TASK PROMPT —
Repeat each entry word for word. Leave any images out of the copy.
--- start DATA SHOWN ---
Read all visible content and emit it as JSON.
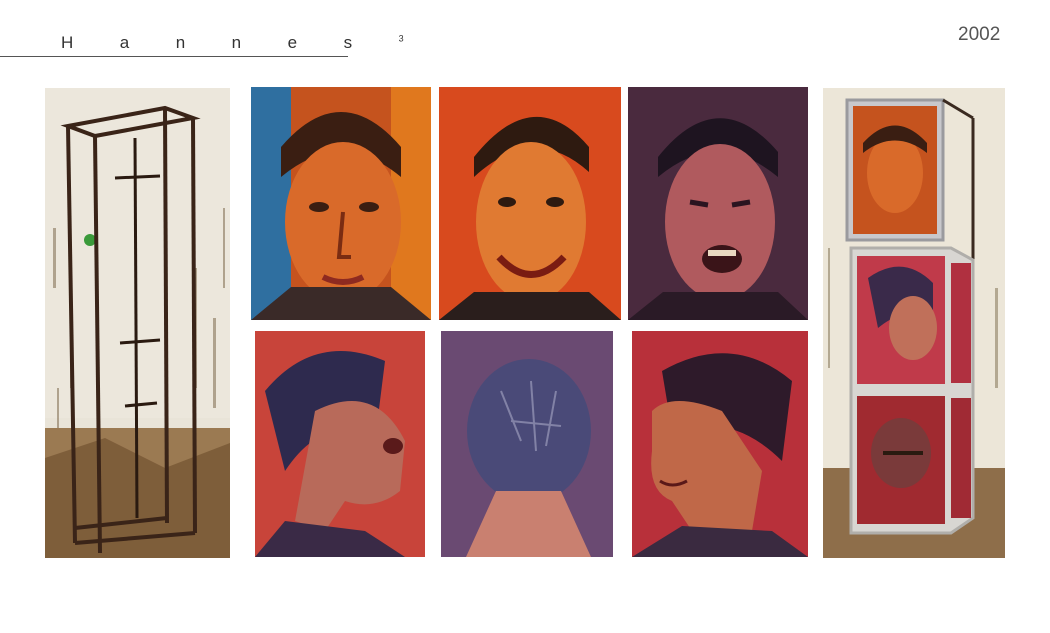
{
  "header": {
    "title": "Hannes",
    "superscript": "3",
    "year": "2002"
  },
  "images": [
    {
      "name": "empty-metal-frame-sculpture"
    },
    {
      "name": "portrait-frontal-blue-orange"
    },
    {
      "name": "portrait-frontal-smiling-red"
    },
    {
      "name": "portrait-frontal-shouting-purple"
    },
    {
      "name": "portrait-profile-left-shouting"
    },
    {
      "name": "portrait-back-of-head"
    },
    {
      "name": "portrait-profile-left-smiling"
    },
    {
      "name": "frame-sculpture-with-paintings"
    }
  ]
}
--- end DATA SHOWN ---
TASK SOLUTION —
Read all visible content and emit it as JSON.
{
  "header": {
    "title": "Hannes",
    "superscript": "3",
    "year": "2002"
  },
  "images": [
    {
      "name": "empty-metal-frame-sculpture"
    },
    {
      "name": "portrait-frontal-blue-orange"
    },
    {
      "name": "portrait-frontal-smiling-red"
    },
    {
      "name": "portrait-frontal-shouting-purple"
    },
    {
      "name": "portrait-profile-left-shouting"
    },
    {
      "name": "portrait-back-of-head"
    },
    {
      "name": "portrait-profile-left-smiling"
    },
    {
      "name": "frame-sculpture-with-paintings"
    }
  ]
}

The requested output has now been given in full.